● **WHAT TO PRODUCE**: Your task is to repeat the listing exactly.

● **RAW DATA**:
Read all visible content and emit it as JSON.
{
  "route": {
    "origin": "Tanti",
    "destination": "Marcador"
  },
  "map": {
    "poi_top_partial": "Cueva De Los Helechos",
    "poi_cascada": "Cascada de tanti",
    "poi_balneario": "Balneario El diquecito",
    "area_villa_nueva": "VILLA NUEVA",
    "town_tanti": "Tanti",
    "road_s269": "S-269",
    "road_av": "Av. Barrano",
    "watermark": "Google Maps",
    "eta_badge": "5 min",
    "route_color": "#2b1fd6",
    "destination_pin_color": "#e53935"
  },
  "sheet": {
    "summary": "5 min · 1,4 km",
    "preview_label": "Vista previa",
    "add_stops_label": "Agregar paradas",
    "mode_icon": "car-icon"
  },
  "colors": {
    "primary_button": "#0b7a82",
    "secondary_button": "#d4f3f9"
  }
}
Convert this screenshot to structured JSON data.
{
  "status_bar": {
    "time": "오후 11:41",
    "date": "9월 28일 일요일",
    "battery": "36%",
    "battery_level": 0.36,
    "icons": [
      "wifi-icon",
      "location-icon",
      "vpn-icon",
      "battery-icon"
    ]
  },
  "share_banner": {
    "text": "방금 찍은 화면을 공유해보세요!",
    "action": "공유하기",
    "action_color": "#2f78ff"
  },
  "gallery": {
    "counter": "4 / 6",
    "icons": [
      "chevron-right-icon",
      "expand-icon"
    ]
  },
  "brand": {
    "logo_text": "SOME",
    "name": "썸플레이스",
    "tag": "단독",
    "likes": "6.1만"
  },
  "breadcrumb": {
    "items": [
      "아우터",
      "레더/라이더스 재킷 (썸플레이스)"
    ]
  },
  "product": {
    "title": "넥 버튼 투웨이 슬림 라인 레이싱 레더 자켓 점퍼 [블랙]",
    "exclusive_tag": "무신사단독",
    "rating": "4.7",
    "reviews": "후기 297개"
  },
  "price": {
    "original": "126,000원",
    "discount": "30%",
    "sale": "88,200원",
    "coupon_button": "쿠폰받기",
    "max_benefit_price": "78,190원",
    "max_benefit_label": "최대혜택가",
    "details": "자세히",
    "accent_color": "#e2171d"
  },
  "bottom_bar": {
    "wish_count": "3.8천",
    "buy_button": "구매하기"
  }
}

● **ANSWER IN FULL**:
Read all visible content and emit it as JSON.
{
  "route": {
    "origin": "Tanti",
    "destination": "Marcador"
  },
  "map": {
    "poi_top_partial": "Cueva De Los Helechos",
    "poi_cascada": "Cascada de tanti",
    "poi_balneario": "Balneario El diquecito",
    "area_villa_nueva": "VILLA NUEVA",
    "town_tanti": "Tanti",
    "road_s269": "S-269",
    "road_av": "Av. Barrano",
    "watermark": "Google Maps",
    "eta_badge": "5 min",
    "route_color": "#2b1fd6",
    "destination_pin_color": "#e53935"
  },
  "sheet": {
    "summary": "5 min · 1,4 km",
    "preview_label": "Vista previa",
    "add_stops_label": "Agregar paradas",
    "mode_icon": "car-icon"
  },
  "colors": {
    "primary_button": "#0b7a82",
    "secondary_button": "#d4f3f9"
  }
}
Convert this screenshot to structured JSON data.
{
  "status_bar": {
    "time": "오후 11:41",
    "date": "9월 28일 일요일",
    "battery": "36%",
    "battery_level": 0.36,
    "icons": [
      "wifi-icon",
      "location-icon",
      "vpn-icon",
      "battery-icon"
    ]
  },
  "share_banner": {
    "text": "방금 찍은 화면을 공유해보세요!",
    "action": "공유하기",
    "action_color": "#2f78ff"
  },
  "gallery": {
    "counter": "4 / 6",
    "icons": [
      "chevron-right-icon",
      "expand-icon"
    ]
  },
  "brand": {
    "logo_text": "SOME",
    "name": "썸플레이스",
    "tag": "단독",
    "likes": "6.1만"
  },
  "breadcrumb": {
    "items": [
      "아우터",
      "레더/라이더스 재킷 (썸플레이스)"
    ]
  },
  "product": {
    "title": "넥 버튼 투웨이 슬림 라인 레이싱 레더 자켓 점퍼 [블랙]",
    "exclusive_tag": "무신사단독",
    "rating": "4.7",
    "reviews": "후기 297개"
  },
  "price": {
    "original": "126,000원",
    "discount": "30%",
    "sale": "88,200원",
    "coupon_button": "쿠폰받기",
    "max_benefit_price": "78,190원",
    "max_benefit_label": "최대혜택가",
    "details": "자세히",
    "accent_color": "#e2171d"
  },
  "bottom_bar": {
    "wish_count": "3.8천",
    "buy_button": "구매하기"
  }
}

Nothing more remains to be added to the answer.